- [Direction]
Output all the data exactly. Pictures do not belong in the copy.
■ ■ ■
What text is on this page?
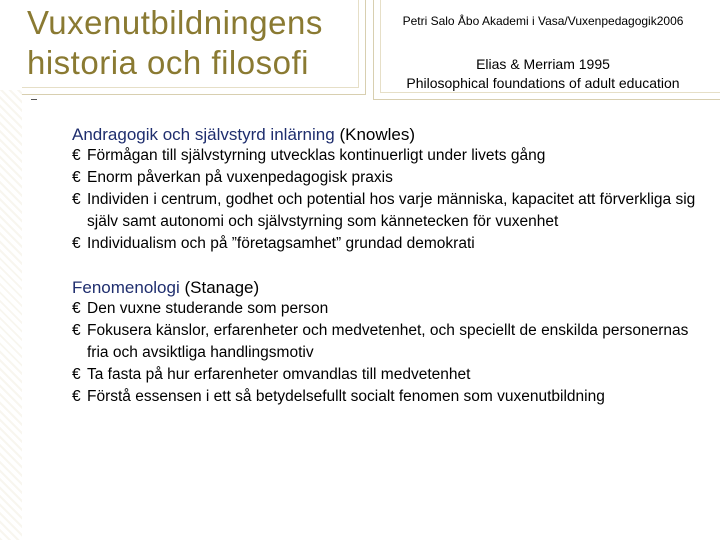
Vuxenutbildningens
historia och filosofi
Petri Salo Åbo Akademi i Vasa/Vuxenpedagogik2006
Elias & Merriam 1995
Philosophical foundations of adult education
Andragogik och självstyrd inlärning (Knowles)
€ Förmågan till självstyrning utvecklas kontinuerligt under livets gång
€ Enorm påverkan på vuxenpedagogisk praxis
€ Individen i centrum, godhet och potential hos varje människa, kapacitet att förverkliga sig själv samt autonomi och självstyrning som kännetecken för vuxenhet
€ Individualism och på ”företagsamhet” grundad demokrati
Fenomenologi (Stanage)
€ Den vuxne studerande som person
€ Fokusera känslor, erfarenheter och medvetenhet, och speciellt de enskilda personernas fria och avsiktliga handlingsmotiv
€ Ta fasta på hur erfarenheter omvandlas till medvetenhet
€ Förstå essensen i ett så betydelsefullt socialt fenomen som vuxenutbildning
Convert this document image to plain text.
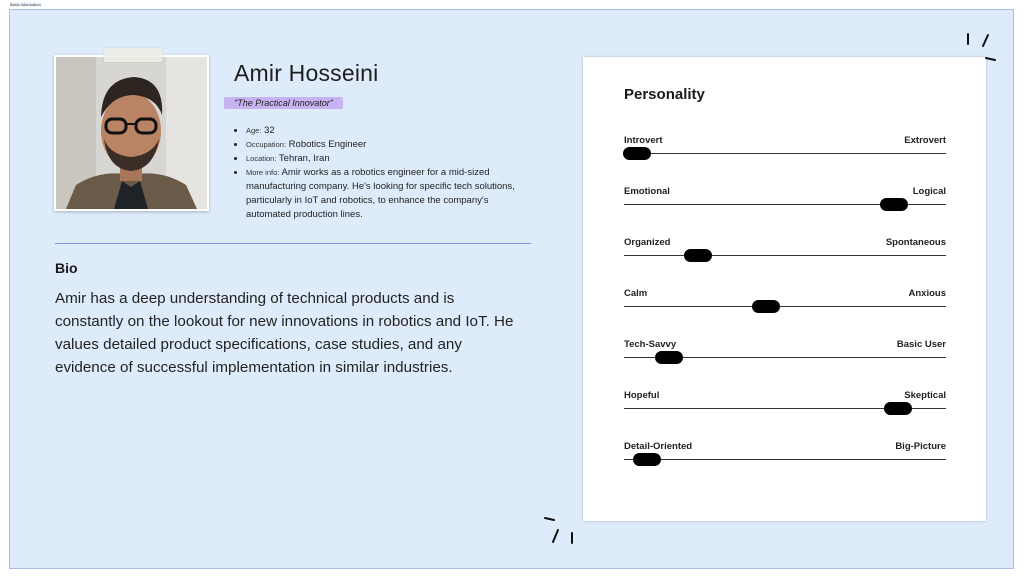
Basic information
Amir Hosseini
"The Practical Innovator"
• Age: 32
• Occupation: Robotics Engineer
• Location: Tehran, Iran
• More info: Amir works as a robotics engineer for a mid-sized manufacturing company. He's looking for specific tech solutions, particularly in IoT and robotics, to enhance the company's automated production lines.
Bio

Amir has a deep understanding of technical products and is constantly on the lookout for new innovations in robotics and IoT. He values detailed product specifications, case studies, and any evidence of successful implementation in similar industries.

Personality
Introvert	Extrovert
Emotional	Logical
Organized	Spontaneous
Calm	Anxious
Tech-Savvy	Basic User
Hopeful	Skeptical
Detail-Oriented	Big-Picture
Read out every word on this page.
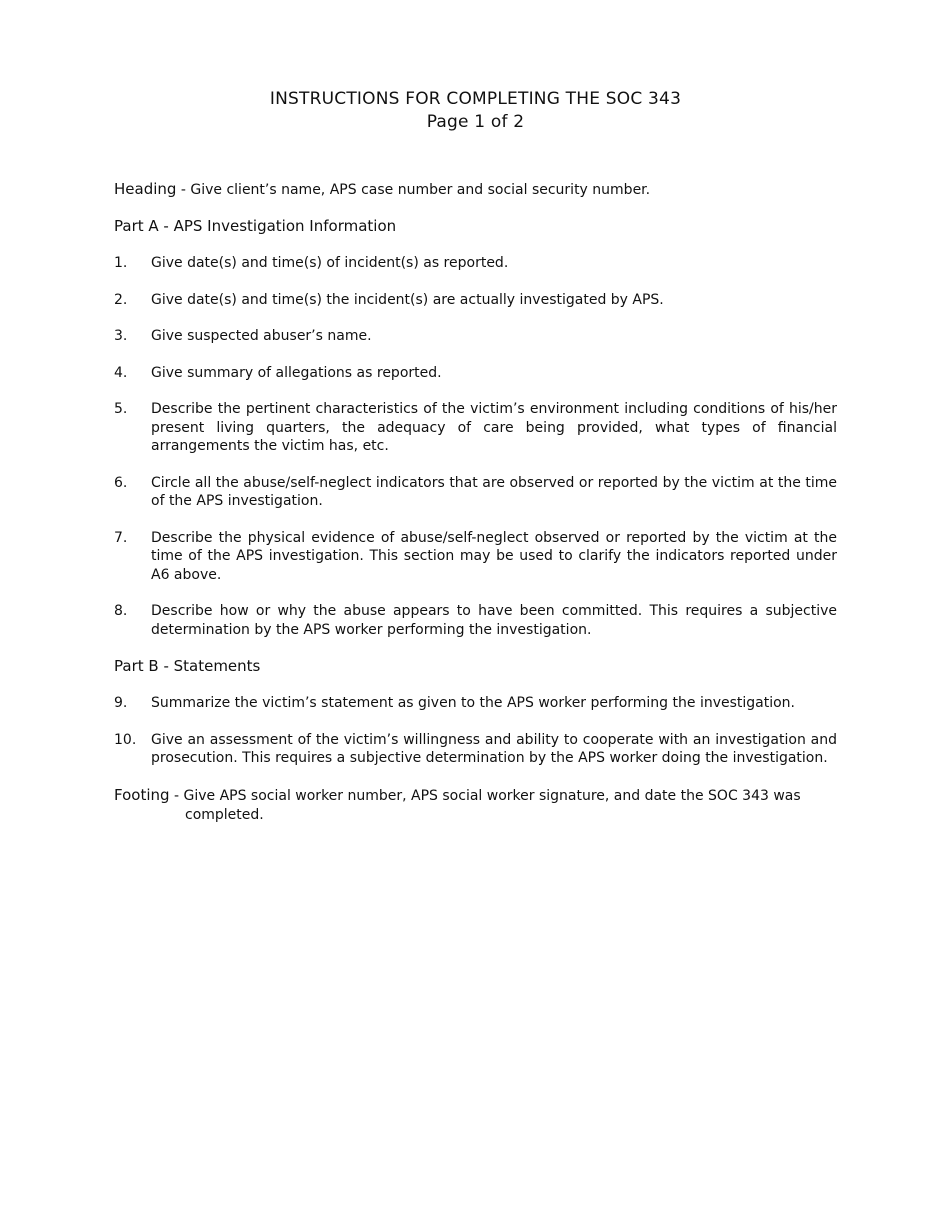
INSTRUCTIONS FOR COMPLETING THE SOC 343
Page 1 of 2
Heading - Give client’s name, APS case number and social security number.
Part A - APS Investigation Information
1.	Give date(s) and time(s) of incident(s) as reported.
2.	Give date(s) and time(s) the incident(s) are actually investigated by APS.
3.	Give suspected abuser’s name.
4.	Give summary of allegations as reported.
5.	Describe the pertinent characteristics of the victim’s environment including conditions of his/her present living quarters, the adequacy of care being provided, what types of financial arrangements the victim has, etc.
6.	Circle all the abuse/self-neglect indicators that are observed or reported by the victim at the time of the APS investigation.
7.	Describe the physical evidence of abuse/self-neglect observed or reported by the victim at the time of the APS investigation. This section may be used to clarify the indicators reported under A6 above.
8.	Describe how or why the abuse appears to have been committed. This requires a subjective determination by the APS worker performing the investigation.
Part B - Statements
9.	Summarize the victim’s statement as given to the APS worker performing the investigation.
10.	Give an assessment of the victim’s willingness and ability to cooperate with an investigation and prosecution. This requires a subjective determination by the APS worker doing the investigation.
Footing - Give APS social worker number, APS social worker signature, and date the SOC 343 was completed.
■ ■ ■
- [Correct answer]
What text is on this page?
Vuxenutbildningens
historia och filosofi
Petri Salo Åbo Akademi i Vasa/Vuxenpedagogik2006
Elias & Merriam 1995
Philosophical foundations of adult education
Andragogik och självstyrd inlärning (Knowles)
€ Förmågan till självstyrning utvecklas kontinuerligt under livets gång
€ Enorm påverkan på vuxenpedagogisk praxis
€ Individen i centrum, godhet och potential hos varje människa, kapacitet att förverkliga sig själv samt autonomi och självstyrning som kännetecken för vuxenhet
€ Individualism och på ”företagsamhet” grundad demokrati
Fenomenologi (Stanage)
€ Den vuxne studerande som person
€ Fokusera känslor, erfarenheter och medvetenhet, och speciellt de enskilda personernas fria och avsiktliga handlingsmotiv
€ Ta fasta på hur erfarenheter omvandlas till medvetenhet
€ Förstå essensen i ett så betydelsefullt socialt fenomen som vuxenutbildning
Convert this document image to plain text.
Basic information
Amir Hosseini
"The Practical Innovator"
• Age: 32
• Occupation: Robotics Engineer
• Location: Tehran, Iran
• More info: Amir works as a robotics engineer for a mid-sized manufacturing company. He's looking for specific tech solutions, particularly in IoT and robotics, to enhance the company's automated production lines.
Bio

Amir has a deep understanding of technical products and is constantly on the lookout for new innovations in robotics and IoT. He values detailed product specifications, case studies, and any evidence of successful implementation in similar industries.

Personality
Introvert	Extrovert
Emotional	Logical
Organized	Spontaneous
Calm	Anxious
Tech-Savvy	Basic User
Hopeful	Skeptical
Detail-Oriented	Big-Picture
Read out every word on this page.
INSTRUCTIONS FOR COMPLETING THE SOC 343
Page 1 of 2
Heading - Give client’s name, APS case number and social security number.
Part A - APS Investigation Information
1.	Give date(s) and time(s) of incident(s) as reported.
2.	Give date(s) and time(s) the incident(s) are actually investigated by APS.
3.	Give suspected abuser’s name.
4.	Give summary of allegations as reported.
5.	Describe the pertinent characteristics of the victim’s environment including conditions of his/her present living quarters, the adequacy of care being provided, what types of financial arrangements the victim has, etc.
6.	Circle all the abuse/self-neglect indicators that are observed or reported by the victim at the time of the APS investigation.
7.	Describe the physical evidence of abuse/self-neglect observed or reported by the victim at the time of the APS investigation. This section may be used to clarify the indicators reported under A6 above.
8.	Describe how or why the abuse appears to have been committed. This requires a subjective determination by the APS worker performing the investigation.
Part B - Statements
9.	Summarize the victim’s statement as given to the APS worker performing the investigation.
10.	Give an assessment of the victim’s willingness and ability to cooperate with an investigation and prosecution. This requires a subjective determination by the APS worker doing the investigation.
Footing - Give APS social worker number, APS social worker signature, and date the SOC 343 was completed.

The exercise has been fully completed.